> **STATED GOAL**:
Can you reproduce, word for word, the passage of the thread about aging text on tees from "## friedchicken (Apr" to "to different fonts."?

> **QUOTED TEXT**:
>> begin

# old text on tees



## friedchicken (Apr 30, 2007)

Im looking for way to make the text looks vintage. Like a general way to make text looks old that i can apply the same method to different fonts.

any help is appreciated.


----------



## Wanque (Apr 30, 2007)

Draw an old man next to it, and he could be saying something like "Oh, I'm so old... and this text was here when my grandfather was a little baby..."


----------



## mthrnite (Apr 30, 2007)

^^^ that was funny as hell!

..but all seriousness aside.. check out this episode of "Pixel Perfect with Bert Monroy"
Episode 14
Description reads:
All the steps for creating rusty and corroded type... old, broken-up and degraded.

Not exactly what you wanted, but it might give you some ideas, otherwise you might want to find a font that is pre-weathered at the usual free font places.


----------



## lolsjoel (Apr 30, 2007)

QUOTE(mthrnite @ Apr 30 2007 said:


> ^^^ that was funny as hell!
> 
> ..but all seriousness aside.. check out this episode of "Pixel Perfect with Bert Monroy"
> Episode 14
> ...



That guy makes some excellent tutorials.


----------



## friedchicken (May 1, 2007)

@mthrnite
thanks. that would work.


----------

>> end

> **INFORMATION PROVIDED**:
>> begin

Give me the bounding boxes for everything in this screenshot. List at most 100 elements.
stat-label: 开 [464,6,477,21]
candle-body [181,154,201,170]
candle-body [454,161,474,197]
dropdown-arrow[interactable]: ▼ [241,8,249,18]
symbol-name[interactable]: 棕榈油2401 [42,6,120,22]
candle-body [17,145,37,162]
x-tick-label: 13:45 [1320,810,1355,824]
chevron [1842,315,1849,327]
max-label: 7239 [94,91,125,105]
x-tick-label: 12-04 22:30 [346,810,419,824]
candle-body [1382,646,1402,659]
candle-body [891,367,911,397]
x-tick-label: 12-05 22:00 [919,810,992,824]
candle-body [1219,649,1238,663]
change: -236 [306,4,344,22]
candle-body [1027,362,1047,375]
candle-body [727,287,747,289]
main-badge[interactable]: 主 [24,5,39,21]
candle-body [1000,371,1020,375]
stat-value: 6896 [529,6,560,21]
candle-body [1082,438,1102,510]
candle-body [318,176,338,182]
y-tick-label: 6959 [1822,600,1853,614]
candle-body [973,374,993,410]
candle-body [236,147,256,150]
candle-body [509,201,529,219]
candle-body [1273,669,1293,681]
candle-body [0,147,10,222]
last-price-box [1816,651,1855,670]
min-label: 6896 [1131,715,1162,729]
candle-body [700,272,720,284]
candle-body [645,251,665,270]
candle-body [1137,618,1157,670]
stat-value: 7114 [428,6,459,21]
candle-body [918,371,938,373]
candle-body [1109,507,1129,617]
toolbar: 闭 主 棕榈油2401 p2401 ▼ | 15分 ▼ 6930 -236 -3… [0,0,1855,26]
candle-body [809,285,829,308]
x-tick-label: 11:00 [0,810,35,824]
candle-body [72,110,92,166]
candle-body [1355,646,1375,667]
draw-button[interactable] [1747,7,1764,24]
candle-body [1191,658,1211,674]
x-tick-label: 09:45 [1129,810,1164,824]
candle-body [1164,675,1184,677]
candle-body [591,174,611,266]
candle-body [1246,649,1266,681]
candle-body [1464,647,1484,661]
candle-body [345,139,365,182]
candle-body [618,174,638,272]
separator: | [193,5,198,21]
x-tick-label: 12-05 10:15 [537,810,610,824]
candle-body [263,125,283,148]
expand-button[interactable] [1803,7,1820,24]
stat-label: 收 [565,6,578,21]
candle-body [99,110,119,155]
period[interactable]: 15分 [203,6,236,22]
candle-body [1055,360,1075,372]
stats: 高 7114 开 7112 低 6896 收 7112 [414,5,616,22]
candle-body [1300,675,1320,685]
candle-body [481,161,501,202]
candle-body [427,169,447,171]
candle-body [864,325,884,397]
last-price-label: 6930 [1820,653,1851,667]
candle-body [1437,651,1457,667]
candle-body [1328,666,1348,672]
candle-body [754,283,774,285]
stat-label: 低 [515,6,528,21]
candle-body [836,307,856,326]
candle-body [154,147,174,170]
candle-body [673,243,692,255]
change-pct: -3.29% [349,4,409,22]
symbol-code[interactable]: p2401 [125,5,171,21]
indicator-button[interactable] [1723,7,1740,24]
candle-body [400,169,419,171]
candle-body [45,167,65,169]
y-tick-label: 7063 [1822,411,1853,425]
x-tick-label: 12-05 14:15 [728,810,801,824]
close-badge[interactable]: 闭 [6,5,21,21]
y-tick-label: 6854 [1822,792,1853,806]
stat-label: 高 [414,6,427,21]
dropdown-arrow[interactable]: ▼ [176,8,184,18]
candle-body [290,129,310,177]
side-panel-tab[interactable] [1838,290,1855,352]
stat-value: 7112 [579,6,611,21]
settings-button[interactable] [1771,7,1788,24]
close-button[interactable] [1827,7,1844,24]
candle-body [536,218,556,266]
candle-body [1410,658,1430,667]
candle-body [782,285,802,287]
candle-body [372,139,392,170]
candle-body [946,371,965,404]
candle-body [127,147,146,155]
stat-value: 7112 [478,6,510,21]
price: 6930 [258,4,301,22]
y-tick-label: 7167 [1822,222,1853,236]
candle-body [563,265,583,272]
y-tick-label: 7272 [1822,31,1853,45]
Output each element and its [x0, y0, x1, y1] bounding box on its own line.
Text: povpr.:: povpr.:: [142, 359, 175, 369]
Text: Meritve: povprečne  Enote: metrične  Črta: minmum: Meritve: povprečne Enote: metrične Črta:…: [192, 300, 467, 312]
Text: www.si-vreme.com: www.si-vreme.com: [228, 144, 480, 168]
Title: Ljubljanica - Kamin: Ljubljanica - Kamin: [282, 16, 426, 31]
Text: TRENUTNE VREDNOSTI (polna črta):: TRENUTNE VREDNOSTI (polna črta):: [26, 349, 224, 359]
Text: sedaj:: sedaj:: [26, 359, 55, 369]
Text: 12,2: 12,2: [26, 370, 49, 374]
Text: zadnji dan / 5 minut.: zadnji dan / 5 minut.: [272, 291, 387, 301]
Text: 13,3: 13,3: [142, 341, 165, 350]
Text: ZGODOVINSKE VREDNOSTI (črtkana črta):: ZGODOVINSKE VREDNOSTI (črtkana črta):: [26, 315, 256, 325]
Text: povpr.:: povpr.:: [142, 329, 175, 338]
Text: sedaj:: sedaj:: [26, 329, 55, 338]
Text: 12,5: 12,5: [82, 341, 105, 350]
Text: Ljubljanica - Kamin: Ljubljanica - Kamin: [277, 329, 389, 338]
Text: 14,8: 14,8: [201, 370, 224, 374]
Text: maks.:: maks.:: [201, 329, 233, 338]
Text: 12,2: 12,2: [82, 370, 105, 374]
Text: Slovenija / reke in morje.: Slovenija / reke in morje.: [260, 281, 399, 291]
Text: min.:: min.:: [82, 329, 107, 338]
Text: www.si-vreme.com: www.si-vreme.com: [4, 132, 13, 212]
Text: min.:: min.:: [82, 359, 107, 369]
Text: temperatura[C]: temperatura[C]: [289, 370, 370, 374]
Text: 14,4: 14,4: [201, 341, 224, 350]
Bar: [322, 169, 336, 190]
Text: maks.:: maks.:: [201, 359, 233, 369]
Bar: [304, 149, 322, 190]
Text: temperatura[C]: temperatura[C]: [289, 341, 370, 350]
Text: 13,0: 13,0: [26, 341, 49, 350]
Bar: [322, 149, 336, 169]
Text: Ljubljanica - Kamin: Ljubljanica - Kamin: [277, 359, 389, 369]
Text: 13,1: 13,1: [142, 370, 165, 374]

>> end

> **SOLUTION BELOW**:
## friedchicken (Apr 30, 2007)

Im looking for way to make the text looks vintage. Like a general way to make text looks old that i can apply the same method to different fonts.